» **WHAT IS REQUIRED**: Output the stretch from the start of the records through the line that contains "box-adaboost (491, 130, 556, 368)" as a JSON list of strings, one string per line, omitting blank lines.

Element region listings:
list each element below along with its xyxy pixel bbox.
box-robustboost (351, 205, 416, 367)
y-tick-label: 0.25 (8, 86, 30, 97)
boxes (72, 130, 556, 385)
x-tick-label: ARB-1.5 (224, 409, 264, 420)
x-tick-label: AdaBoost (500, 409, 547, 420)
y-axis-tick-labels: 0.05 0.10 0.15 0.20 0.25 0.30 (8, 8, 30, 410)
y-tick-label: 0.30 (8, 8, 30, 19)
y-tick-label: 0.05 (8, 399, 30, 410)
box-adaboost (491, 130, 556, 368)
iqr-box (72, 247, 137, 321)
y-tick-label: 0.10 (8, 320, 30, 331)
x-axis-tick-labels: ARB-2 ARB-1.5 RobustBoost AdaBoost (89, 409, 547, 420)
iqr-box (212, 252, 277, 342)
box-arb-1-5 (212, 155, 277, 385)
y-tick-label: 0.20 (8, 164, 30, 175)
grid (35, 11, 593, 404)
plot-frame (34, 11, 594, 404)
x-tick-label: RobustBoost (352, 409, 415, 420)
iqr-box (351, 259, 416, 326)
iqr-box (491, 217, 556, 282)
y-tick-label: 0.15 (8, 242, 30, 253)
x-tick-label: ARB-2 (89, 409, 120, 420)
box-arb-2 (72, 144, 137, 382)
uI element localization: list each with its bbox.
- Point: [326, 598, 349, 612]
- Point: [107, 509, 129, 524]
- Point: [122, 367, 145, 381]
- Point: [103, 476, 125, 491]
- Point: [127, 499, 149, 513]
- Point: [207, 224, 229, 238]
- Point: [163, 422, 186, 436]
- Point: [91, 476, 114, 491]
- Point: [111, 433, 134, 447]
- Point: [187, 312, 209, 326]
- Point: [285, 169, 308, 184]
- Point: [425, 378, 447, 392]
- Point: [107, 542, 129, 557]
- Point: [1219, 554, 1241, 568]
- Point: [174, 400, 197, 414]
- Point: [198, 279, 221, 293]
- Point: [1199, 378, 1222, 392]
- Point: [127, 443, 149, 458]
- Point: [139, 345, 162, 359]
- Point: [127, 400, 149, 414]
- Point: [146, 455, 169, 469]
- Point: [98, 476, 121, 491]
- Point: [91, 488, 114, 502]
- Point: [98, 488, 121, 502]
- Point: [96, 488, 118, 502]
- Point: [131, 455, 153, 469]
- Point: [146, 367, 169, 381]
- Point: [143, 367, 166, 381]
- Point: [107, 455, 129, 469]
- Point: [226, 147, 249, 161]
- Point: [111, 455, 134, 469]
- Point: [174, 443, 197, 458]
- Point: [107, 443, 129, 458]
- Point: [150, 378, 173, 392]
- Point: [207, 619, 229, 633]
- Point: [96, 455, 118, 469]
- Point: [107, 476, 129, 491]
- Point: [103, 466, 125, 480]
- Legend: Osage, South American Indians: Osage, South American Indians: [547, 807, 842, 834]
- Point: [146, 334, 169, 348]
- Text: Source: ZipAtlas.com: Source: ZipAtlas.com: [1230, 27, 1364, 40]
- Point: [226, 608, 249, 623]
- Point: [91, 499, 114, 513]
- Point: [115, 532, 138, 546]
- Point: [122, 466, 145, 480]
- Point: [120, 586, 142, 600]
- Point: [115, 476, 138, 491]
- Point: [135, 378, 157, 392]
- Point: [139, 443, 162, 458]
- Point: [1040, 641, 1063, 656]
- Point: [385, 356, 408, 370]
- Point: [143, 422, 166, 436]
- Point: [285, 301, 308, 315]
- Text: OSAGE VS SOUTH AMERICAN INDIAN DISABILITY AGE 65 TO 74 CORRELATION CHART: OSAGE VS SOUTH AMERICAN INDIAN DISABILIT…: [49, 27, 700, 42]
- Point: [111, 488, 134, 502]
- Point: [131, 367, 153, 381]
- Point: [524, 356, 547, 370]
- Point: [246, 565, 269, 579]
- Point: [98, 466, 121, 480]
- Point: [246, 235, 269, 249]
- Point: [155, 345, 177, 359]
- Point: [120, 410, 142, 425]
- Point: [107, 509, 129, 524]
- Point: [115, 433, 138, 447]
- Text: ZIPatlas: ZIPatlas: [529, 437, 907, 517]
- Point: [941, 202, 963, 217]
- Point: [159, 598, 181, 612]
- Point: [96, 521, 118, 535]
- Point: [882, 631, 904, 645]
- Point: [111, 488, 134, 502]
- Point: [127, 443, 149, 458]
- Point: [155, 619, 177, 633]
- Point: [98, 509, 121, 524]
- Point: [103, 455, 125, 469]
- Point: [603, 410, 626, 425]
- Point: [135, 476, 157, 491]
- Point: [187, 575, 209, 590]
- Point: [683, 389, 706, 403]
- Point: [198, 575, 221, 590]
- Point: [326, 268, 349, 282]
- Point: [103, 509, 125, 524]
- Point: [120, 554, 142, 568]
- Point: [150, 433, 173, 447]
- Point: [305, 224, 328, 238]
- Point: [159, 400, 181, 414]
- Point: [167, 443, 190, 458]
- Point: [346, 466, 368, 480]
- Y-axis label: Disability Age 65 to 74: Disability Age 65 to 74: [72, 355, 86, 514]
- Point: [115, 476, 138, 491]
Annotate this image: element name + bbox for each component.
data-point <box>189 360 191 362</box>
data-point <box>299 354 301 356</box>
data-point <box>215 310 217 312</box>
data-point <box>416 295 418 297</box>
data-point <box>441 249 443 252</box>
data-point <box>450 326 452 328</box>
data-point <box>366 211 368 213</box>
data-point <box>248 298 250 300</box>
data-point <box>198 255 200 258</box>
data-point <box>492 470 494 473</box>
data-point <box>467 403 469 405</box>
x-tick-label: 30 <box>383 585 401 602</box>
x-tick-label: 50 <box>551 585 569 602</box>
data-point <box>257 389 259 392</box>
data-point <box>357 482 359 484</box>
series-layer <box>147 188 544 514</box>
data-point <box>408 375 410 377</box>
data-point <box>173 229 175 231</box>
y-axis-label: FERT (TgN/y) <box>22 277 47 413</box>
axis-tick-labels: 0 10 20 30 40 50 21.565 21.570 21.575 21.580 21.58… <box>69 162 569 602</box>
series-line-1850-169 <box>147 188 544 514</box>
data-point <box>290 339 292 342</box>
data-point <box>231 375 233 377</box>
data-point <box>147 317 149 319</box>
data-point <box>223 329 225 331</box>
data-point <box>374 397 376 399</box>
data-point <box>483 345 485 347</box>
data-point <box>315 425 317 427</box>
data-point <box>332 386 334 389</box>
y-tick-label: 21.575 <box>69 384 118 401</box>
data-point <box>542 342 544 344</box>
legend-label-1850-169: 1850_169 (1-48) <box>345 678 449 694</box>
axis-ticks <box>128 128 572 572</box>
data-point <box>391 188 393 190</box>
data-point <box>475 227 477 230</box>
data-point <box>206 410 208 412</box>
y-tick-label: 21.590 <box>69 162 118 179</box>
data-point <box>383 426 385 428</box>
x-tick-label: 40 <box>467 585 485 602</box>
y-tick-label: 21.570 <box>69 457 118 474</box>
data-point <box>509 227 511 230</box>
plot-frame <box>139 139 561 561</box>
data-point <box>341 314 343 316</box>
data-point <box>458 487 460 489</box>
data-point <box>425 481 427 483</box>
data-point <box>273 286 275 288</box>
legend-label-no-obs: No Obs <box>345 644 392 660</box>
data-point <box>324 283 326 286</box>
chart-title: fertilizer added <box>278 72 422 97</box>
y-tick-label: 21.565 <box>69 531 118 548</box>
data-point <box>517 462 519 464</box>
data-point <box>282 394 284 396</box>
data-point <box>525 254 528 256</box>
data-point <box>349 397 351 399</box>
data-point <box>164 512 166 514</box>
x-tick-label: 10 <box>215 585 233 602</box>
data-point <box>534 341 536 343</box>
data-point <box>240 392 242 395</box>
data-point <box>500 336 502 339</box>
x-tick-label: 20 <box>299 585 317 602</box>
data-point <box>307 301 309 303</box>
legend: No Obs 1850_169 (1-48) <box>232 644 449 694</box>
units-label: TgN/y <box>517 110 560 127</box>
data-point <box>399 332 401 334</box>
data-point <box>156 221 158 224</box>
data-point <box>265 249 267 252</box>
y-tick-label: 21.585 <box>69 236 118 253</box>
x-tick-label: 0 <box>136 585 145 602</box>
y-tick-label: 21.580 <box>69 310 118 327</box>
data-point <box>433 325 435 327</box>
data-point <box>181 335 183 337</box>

» **WRITTEN SOLUTION**:
[
  "list each element below along with its xyxy pixel bbox.",
  "box-robustboost (351, 205, 416, 367)",
  "y-tick-label: 0.25 (8, 86, 30, 97)",
  "boxes (72, 130, 556, 385)",
  "x-tick-label: ARB-1.5 (224, 409, 264, 420)",
  "x-tick-label: AdaBoost (500, 409, 547, 420)",
  "y-axis-tick-labels: 0.05 0.10 0.15 0.20 0.25 0.30 (8, 8, 30, 410)",
  "y-tick-label: 0.30 (8, 8, 30, 19)",
  "y-tick-label: 0.05 (8, 399, 30, 410)",
  "box-adaboost (491, 130, 556, 368)"
]